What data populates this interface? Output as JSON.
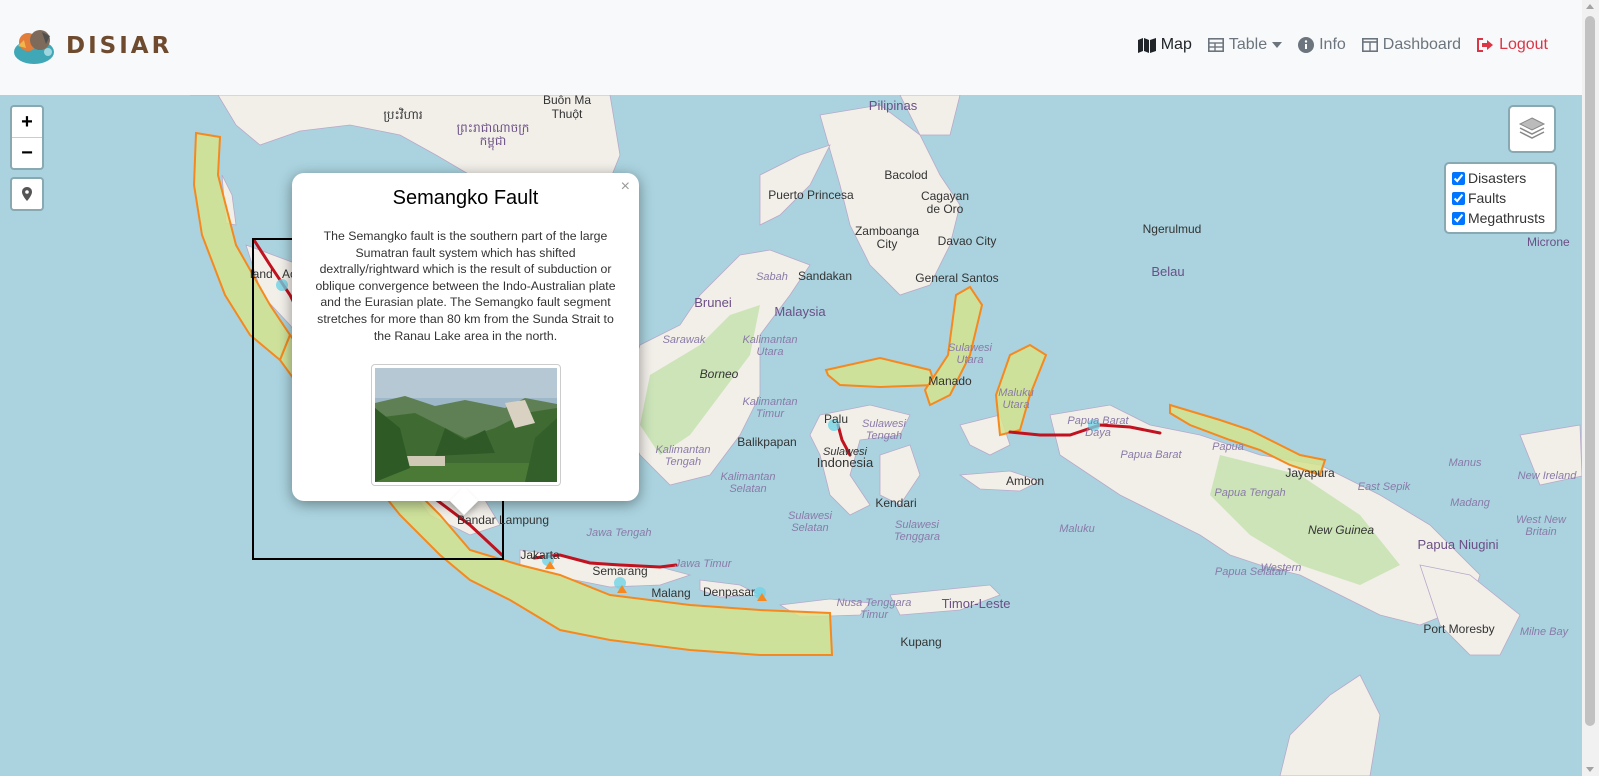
{
  "brand": {
    "name": "DISIAR"
  },
  "nav": {
    "map": "Map",
    "table": "Table",
    "info": "Info",
    "dashboard": "Dashboard",
    "logout": "Logout"
  },
  "map_controls": {
    "zoom_in": "+",
    "zoom_out": "−"
  },
  "layers": {
    "disasters": "Disasters",
    "faults": "Faults",
    "megathrusts": "Megathrusts"
  },
  "popup": {
    "close": "×",
    "title": "Semangko Fault",
    "description": "The Semangko fault is the southern part of the large Sumatran fault system which has shifted dextrally/rightward which is the result of subduction or oblique convergence between the Indo-Australian plate and the Eurasian plate. The Semangko fault segment stretches for more than 80 km from the Sunda Strait to the Ranau Lake area in the north."
  },
  "map_labels": {
    "buon_ma_thuot_1": "Buôn Ma",
    "buon_ma_thuot_2": "Thuột",
    "pilipinas": "Pilipinas",
    "preah_vihear": "ប្រះវិហារ",
    "kampuchea_1": "ព្រះរាជាណាចក្រ",
    "kampuchea_2": "កម្ពុជា",
    "puerto_princesa": "Puerto Princesa",
    "bacolod": "Bacolod",
    "cagayan_1": "Cagayan",
    "cagayan_2": "de Oro",
    "zamboanga_1": "Zamboanga",
    "zamboanga_2": "City",
    "davao": "Davao City",
    "ngerulmud": "Ngerulmud",
    "micronesia": "Microne",
    "land": "land",
    "ac": "Ac",
    "sabah": "Sabah",
    "sandakan": "Sandakan",
    "general_santos": "General Santos",
    "belau": "Belau",
    "brunei": "Brunei",
    "malaysia": "Malaysia",
    "sarawak": "Sarawak",
    "kalimantan_utara_1": "Kalimantan",
    "kalimantan_utara_2": "Utara",
    "sulawesi_utara_1": "Sulawesi",
    "sulawesi_utara_2": "Utara",
    "manado": "Manado",
    "maluku_utara_1": "Maluku",
    "maluku_utara_2": "Utara",
    "borneo": "Borneo",
    "kalimantan_timur_1": "Kalimantan",
    "kalimantan_timur_2": "Timur",
    "palu": "Palu",
    "sulawesi_tengah_1": "Sulawesi",
    "sulawesi_tengah_2": "Tengah",
    "papua_barat_daya_1": "Papua Barat",
    "papua_barat_daya_2": "Daya",
    "papua_barat": "Papua Barat",
    "papua": "Papua",
    "jayapura": "Jayapura",
    "manus": "Manus",
    "new_ireland_1": "New Ireland",
    "balikpapan": "Balikpapan",
    "sulawesi_label_1": "Sulawesi",
    "indonesia": "Indonesia",
    "ambon": "Ambon",
    "kalimantan_tengah_1": "Kalimantan",
    "kalimantan_tengah_2": "Tengah",
    "kalimantan_selatan_1": "Kalimantan",
    "kalimantan_selatan_2": "Selatan",
    "papua_tengah": "Papua Tengah",
    "east_sepik": "East Sepik",
    "madang": "Madang",
    "west_new_britain_1": "West New",
    "west_new_britain_2": "Britain",
    "kendari": "Kendari",
    "maluku": "Maluku",
    "new_guinea": "New Guinea",
    "papua_niugini": "Papua Niugini",
    "bandar_lampung": "Bandar Lampung",
    "sulawesi_selatan_1": "Sulawesi",
    "sulawesi_selatan_2": "Selatan",
    "sulawesi_tenggara_1": "Sulawesi",
    "sulawesi_tenggara_2": "Tenggara",
    "jawa_tengah": "Jawa Tengah",
    "jakarta": "Jakarta",
    "jawa_timur": "Jawa Timur",
    "semarang": "Semarang",
    "western": "Western",
    "papua_selatan": "Papua Selatan",
    "malang": "Malang",
    "denpasar": "Denpasar",
    "ntt_1": "Nusa Tenggara",
    "ntt_2": "Timur",
    "timor_leste": "Timor-Leste",
    "port_moresby": "Port Moresby",
    "milne_bay": "Milne Bay",
    "kupang": "Kupang"
  },
  "colors": {
    "water": "#aad3df",
    "land": "#f2efe9",
    "forest": "#c8e2b2",
    "megathrust_fill": "#d5e38f",
    "megathrust_stroke": "#f5891f",
    "fault": "#c1121f",
    "logout": "#dc3545"
  }
}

Work to be completed. Every line that holds the word "Semangko" should be extracted.

Completed exercise.
    "title": "Semangko Fault",
    "description": "The Semangko fault is the southern part of the large Sumatran fault system which has shifted dextrally/rightward which is the result of subduction or oblique convergence between the Indo-Australian plate and the Eurasian plate. The Semangko fault segment stretches for more than 80 km from the Sunda Strait to the Ranau Lake area in the north."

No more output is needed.